— Begin Source extract —

Hi,
now that SQID supports the confirmation/rejection of statements from Primary Sources (Freebase imports), I notice certain systematic issues with it. I believe many of the proposals should be removed because they are already represented in Wikidata and do not need to be imported.
Three types of data I found so far:
(1) Redundant "located in the administrative territorial entity"/"contains administrative territorial entity". Wikidata stores only the next territory above/below the current one in these relations. PS often suggests territories reachable through several steps instead.
Examples: - https://tools.wmflabs.org/sqid/#/view?id=Q980 (login first to see suggestions). There are almost 100 towns that fall into this area suggested here, but they all should be organised in more specific sub-regions of the hierarchy. - https://tools.wmflabs.org/sqid/#/view?id=Q10474 There is a higher-level territory suggested here (Bavaria) even though "Lower Bavaria" is already present.
Similar things are found, e.g., for occupation (P106), where a person that is already a "sport cyclist" might be suggested to be a "sportsperson".
(2) Syntactic variations of the "same" value. Typical cases are URLs, which PS suggests with trailing "/" even after top-level domains, while Wikidata often omits it. This means you have suggestions like "http://www.pirna.de/" when there is already "http://www.pirna.de".
(https://tools.wmflabs.org/sqid/#/view?id=Q6477)
(3) Redirect items as values. PS sometimes suggests statement values that are redirects to other entities, for which there already is a statement.

— End Source extract —

> Brief A: Rewrite the data entries rows from the first one up to and including the line containing "candle bbox=[940, 288, 950, 316]", replacing "macd-bar" with "histogram-bar" and keeping everything else the same.

— Begin Entries —

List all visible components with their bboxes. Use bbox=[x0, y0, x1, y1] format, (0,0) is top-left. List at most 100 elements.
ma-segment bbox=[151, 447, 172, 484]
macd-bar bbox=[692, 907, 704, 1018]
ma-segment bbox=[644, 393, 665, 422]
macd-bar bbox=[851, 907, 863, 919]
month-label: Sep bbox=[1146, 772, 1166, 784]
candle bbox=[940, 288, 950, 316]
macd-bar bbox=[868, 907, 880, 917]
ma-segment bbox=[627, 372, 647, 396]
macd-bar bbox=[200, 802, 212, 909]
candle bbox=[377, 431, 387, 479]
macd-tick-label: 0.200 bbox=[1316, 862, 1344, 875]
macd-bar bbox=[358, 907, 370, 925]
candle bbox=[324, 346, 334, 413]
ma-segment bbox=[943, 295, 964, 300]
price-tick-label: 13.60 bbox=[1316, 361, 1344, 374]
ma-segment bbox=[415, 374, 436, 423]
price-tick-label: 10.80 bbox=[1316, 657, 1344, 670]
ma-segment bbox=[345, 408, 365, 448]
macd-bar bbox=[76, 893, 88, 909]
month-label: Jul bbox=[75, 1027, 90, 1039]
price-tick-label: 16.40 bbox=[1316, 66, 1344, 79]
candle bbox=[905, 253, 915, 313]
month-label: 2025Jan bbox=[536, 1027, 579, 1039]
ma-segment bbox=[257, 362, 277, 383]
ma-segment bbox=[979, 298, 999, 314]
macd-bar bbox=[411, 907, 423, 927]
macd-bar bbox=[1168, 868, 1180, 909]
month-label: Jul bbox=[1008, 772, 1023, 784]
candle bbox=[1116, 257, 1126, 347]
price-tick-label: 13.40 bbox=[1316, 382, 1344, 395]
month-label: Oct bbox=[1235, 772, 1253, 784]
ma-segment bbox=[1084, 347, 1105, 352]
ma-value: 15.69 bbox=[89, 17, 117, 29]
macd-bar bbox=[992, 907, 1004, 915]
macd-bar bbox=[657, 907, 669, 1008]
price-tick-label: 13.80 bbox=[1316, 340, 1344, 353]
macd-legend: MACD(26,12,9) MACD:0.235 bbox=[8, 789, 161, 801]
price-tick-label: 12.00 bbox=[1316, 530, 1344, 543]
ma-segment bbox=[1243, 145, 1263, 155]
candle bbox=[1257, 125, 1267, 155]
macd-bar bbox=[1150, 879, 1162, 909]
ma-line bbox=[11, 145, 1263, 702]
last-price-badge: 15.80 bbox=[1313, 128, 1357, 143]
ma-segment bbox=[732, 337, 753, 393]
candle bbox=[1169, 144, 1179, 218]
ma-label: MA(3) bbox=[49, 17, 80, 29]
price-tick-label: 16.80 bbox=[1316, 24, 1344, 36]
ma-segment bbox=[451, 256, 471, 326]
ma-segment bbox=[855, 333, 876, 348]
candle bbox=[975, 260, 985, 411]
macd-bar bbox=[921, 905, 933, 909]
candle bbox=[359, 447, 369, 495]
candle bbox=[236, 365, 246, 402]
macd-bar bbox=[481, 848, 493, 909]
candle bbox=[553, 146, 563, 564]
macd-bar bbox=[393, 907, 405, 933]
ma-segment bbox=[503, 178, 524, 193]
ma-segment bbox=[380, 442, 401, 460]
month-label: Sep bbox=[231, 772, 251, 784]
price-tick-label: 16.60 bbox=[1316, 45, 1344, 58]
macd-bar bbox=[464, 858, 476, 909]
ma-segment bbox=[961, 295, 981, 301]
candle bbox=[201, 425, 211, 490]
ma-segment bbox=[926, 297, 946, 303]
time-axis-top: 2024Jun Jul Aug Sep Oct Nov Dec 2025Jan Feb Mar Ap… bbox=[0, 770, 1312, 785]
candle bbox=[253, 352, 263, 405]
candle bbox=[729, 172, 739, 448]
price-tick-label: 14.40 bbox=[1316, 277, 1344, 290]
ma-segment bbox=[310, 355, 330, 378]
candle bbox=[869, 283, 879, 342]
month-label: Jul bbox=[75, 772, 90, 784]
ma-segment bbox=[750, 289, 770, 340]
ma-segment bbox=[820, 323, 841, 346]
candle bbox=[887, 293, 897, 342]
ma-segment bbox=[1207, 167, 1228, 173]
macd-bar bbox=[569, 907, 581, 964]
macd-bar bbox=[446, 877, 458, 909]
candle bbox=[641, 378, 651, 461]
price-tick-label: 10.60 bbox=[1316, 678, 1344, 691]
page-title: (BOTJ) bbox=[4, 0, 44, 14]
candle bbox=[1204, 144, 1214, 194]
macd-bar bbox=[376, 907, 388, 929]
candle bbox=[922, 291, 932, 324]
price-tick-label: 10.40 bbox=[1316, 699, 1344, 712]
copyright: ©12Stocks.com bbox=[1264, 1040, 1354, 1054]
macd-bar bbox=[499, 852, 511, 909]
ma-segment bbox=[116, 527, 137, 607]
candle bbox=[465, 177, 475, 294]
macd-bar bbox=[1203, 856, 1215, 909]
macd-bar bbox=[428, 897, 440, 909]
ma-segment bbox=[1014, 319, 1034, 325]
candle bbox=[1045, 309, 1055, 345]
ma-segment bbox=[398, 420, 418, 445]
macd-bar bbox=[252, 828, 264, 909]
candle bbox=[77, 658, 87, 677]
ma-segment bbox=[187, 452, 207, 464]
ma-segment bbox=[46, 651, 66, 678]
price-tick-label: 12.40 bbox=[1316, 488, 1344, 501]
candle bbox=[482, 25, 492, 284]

— End Entries —

> Brief B: Retype the part of the post on Primary Sources suggestions from "(2) Syntactic variations" up to and including "(https://tools.wmflabs.org/sqid/#/view?id=Q6477)".

> Problem solution A:
List all visible components with their bboxes. Use bbox=[x0, y0, x1, y1] format, (0,0) is top-left. List at most 100 elements.
ma-segment bbox=[151, 447, 172, 484]
histogram-bar bbox=[692, 907, 704, 1018]
ma-segment bbox=[644, 393, 665, 422]
histogram-bar bbox=[851, 907, 863, 919]
month-label: Sep bbox=[1146, 772, 1166, 784]
candle bbox=[940, 288, 950, 316]

> Problem solution B:
(2) Syntactic variations of the "same" value. Typical cases are URLs, which PS suggests with trailing "/" even after top-level domains, while Wikidata often omits it. This means you have suggestions like "http://www.pirna.de/" when there is already "http://www.pirna.de".
(https://tools.wmflabs.org/sqid/#/view?id=Q6477)